▶ Work to be completed:
Copy each line holding the string "току".

▶ Recorded information:
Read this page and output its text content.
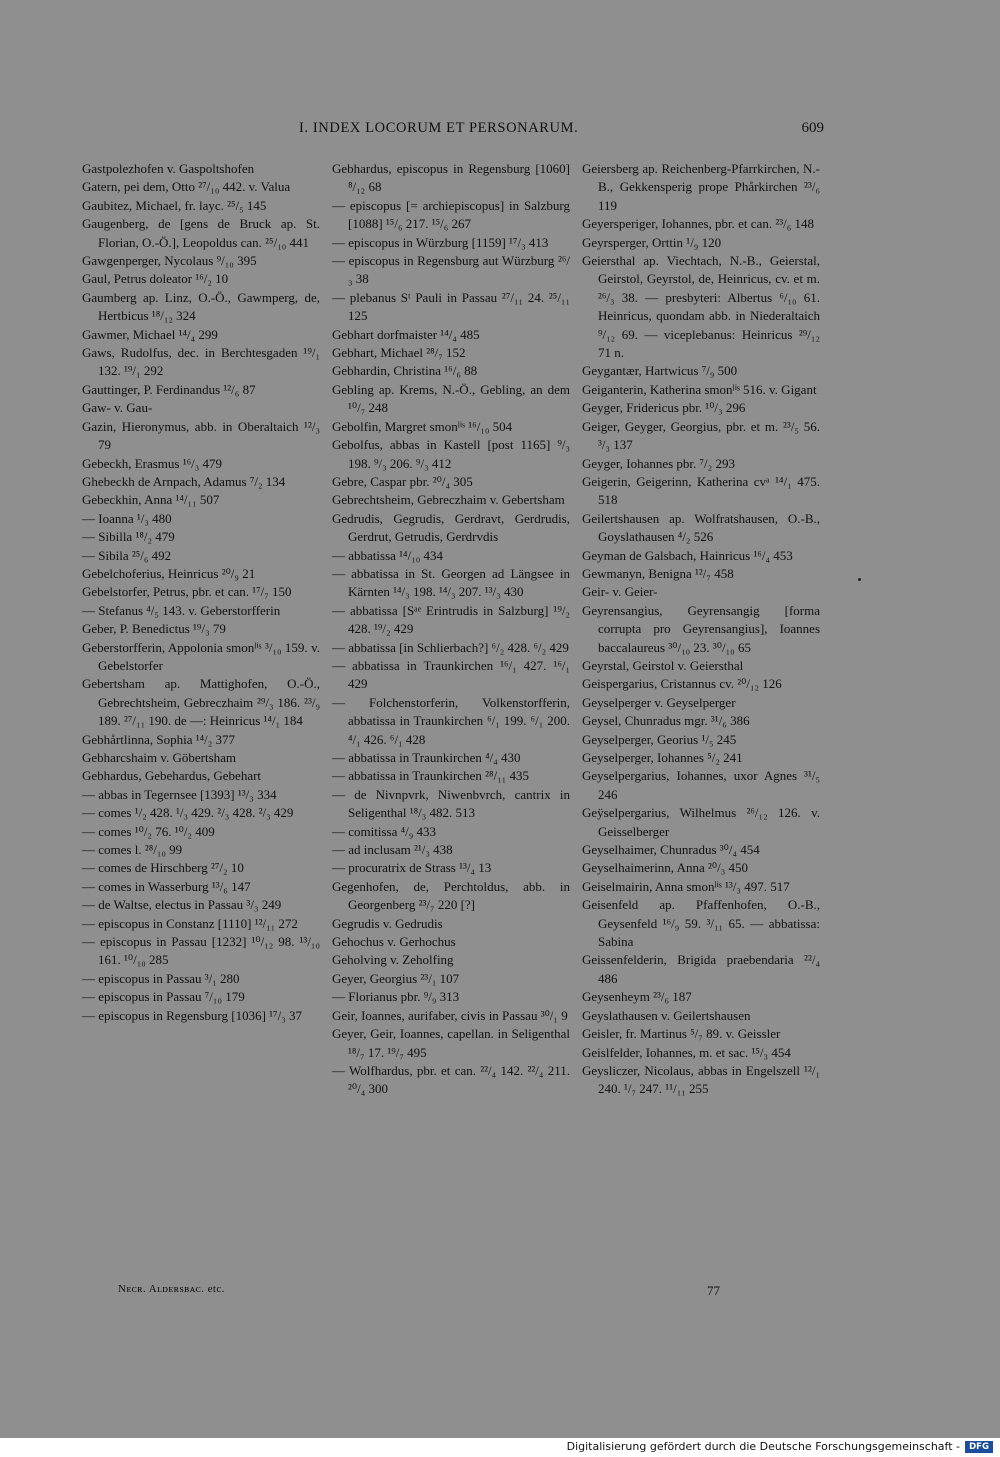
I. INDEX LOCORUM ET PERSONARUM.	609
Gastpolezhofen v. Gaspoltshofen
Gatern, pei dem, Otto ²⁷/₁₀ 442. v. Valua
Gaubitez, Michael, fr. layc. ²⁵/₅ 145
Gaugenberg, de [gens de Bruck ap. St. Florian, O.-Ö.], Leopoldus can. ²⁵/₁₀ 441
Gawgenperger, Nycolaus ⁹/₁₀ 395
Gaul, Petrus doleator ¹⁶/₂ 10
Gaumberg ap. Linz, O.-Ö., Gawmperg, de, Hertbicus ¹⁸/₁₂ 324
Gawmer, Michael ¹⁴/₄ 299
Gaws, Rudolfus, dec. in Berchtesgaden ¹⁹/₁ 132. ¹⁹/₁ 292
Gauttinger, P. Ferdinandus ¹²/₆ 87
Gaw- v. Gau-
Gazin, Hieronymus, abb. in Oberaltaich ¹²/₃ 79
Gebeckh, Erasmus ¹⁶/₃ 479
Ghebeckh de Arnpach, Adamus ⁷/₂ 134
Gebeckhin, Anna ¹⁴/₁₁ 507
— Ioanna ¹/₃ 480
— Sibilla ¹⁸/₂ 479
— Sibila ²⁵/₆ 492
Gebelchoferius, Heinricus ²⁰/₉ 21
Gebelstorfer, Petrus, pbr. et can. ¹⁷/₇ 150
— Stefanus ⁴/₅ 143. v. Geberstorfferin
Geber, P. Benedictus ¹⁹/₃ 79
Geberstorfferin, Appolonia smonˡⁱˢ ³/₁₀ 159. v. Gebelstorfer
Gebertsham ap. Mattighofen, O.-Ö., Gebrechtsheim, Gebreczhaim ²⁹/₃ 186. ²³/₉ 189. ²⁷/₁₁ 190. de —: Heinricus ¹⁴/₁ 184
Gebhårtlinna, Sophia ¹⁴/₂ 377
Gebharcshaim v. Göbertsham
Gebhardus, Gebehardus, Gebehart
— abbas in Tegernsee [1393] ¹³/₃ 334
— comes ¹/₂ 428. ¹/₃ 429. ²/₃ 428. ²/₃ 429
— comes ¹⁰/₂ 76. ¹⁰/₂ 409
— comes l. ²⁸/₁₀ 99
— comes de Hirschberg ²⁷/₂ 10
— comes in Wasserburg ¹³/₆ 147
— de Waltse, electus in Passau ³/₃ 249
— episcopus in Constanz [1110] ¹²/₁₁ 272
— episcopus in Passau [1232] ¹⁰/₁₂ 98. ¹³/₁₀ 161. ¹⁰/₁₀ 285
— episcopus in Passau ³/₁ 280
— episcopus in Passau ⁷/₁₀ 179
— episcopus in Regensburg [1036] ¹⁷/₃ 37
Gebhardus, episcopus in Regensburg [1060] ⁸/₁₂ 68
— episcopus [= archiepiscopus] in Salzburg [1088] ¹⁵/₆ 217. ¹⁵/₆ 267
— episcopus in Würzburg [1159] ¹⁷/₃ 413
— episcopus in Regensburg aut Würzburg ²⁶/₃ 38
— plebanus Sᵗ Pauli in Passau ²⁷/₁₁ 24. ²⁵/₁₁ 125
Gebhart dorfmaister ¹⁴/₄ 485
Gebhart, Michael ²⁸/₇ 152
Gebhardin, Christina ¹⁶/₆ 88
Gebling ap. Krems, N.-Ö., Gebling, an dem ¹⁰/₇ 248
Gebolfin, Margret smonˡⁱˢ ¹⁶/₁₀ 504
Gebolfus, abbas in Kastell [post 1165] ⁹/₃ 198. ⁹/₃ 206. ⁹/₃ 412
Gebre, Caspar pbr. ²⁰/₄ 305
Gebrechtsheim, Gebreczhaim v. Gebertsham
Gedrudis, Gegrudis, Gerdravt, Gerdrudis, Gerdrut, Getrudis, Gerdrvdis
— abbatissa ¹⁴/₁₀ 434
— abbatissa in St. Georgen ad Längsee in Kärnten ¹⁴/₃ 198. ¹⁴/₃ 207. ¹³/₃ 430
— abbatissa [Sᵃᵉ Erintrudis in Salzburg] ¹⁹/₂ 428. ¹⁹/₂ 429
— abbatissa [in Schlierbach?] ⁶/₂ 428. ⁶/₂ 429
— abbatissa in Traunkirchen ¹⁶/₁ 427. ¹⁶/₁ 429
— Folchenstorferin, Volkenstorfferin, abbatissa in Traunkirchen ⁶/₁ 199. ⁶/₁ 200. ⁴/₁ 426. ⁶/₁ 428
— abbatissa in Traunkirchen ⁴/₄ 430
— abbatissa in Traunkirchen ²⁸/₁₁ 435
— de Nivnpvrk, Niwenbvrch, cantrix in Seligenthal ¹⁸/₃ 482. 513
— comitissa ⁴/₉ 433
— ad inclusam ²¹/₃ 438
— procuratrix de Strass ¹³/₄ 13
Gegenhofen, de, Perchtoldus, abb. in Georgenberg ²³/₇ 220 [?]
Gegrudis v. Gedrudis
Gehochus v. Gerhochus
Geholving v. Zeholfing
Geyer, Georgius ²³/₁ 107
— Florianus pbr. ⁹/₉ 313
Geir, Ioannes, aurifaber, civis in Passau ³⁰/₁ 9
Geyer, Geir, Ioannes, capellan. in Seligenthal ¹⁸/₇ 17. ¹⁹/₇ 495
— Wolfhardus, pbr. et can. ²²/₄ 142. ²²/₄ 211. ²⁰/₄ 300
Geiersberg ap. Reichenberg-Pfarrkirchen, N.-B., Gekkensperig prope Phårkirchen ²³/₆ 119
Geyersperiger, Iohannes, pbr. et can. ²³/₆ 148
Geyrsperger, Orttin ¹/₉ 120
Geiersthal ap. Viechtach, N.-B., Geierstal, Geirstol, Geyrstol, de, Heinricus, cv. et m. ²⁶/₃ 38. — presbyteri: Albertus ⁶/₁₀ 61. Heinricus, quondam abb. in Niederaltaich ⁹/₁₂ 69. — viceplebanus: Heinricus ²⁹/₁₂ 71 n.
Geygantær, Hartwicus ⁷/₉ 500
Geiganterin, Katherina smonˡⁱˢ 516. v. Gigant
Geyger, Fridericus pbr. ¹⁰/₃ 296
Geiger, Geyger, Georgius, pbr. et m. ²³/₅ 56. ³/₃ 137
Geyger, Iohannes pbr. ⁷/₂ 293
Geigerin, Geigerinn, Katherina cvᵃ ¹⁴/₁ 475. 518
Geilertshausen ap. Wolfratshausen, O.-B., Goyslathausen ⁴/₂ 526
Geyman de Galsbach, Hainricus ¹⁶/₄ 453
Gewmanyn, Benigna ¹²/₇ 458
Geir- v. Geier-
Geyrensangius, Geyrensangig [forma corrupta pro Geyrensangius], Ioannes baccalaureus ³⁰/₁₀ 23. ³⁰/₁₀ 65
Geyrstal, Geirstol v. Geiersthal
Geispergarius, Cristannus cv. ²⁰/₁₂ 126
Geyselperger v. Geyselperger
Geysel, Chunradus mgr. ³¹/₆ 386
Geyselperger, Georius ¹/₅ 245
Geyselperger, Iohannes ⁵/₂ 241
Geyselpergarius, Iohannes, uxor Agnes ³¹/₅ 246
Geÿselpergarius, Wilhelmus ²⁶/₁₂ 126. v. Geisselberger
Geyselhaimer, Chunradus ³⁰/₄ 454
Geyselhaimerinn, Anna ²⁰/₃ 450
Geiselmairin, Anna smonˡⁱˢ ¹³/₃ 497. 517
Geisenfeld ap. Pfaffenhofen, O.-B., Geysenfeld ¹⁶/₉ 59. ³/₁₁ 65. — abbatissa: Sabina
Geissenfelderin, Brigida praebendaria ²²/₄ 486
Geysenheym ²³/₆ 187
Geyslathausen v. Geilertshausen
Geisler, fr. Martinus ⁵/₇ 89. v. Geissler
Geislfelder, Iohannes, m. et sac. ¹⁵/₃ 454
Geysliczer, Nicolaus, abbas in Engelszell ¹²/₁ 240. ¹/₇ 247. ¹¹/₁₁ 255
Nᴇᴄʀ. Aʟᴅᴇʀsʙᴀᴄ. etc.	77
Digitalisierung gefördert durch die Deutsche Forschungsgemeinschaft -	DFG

---

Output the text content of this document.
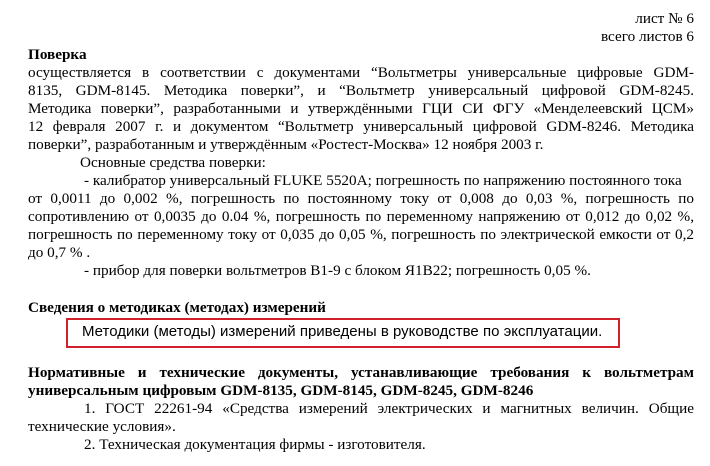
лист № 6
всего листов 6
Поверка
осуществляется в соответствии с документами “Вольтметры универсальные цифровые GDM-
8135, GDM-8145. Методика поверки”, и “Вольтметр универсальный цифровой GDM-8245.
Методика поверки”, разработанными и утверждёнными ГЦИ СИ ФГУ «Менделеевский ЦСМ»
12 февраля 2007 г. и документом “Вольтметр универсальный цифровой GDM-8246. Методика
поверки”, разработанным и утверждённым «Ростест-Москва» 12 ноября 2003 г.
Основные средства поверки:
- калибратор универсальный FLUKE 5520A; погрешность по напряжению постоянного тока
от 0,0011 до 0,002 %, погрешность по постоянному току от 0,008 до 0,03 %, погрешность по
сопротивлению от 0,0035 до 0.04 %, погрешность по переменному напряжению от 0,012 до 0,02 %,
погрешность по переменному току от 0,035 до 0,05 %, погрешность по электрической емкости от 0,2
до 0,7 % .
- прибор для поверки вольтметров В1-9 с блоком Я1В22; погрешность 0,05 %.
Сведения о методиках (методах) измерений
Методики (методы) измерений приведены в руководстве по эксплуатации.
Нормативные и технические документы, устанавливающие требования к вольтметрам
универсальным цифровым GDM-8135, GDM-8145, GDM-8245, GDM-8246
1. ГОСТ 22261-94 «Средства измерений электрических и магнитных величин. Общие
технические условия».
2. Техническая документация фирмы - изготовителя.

▶ Task output:
от 0,0011 до 0,002 %, погрешность по постоянному току от 0,008 до 0,03 %, погрешность по
погрешность по переменному току от 0,035 до 0,05 %, погрешность по электрической емкости от 0,2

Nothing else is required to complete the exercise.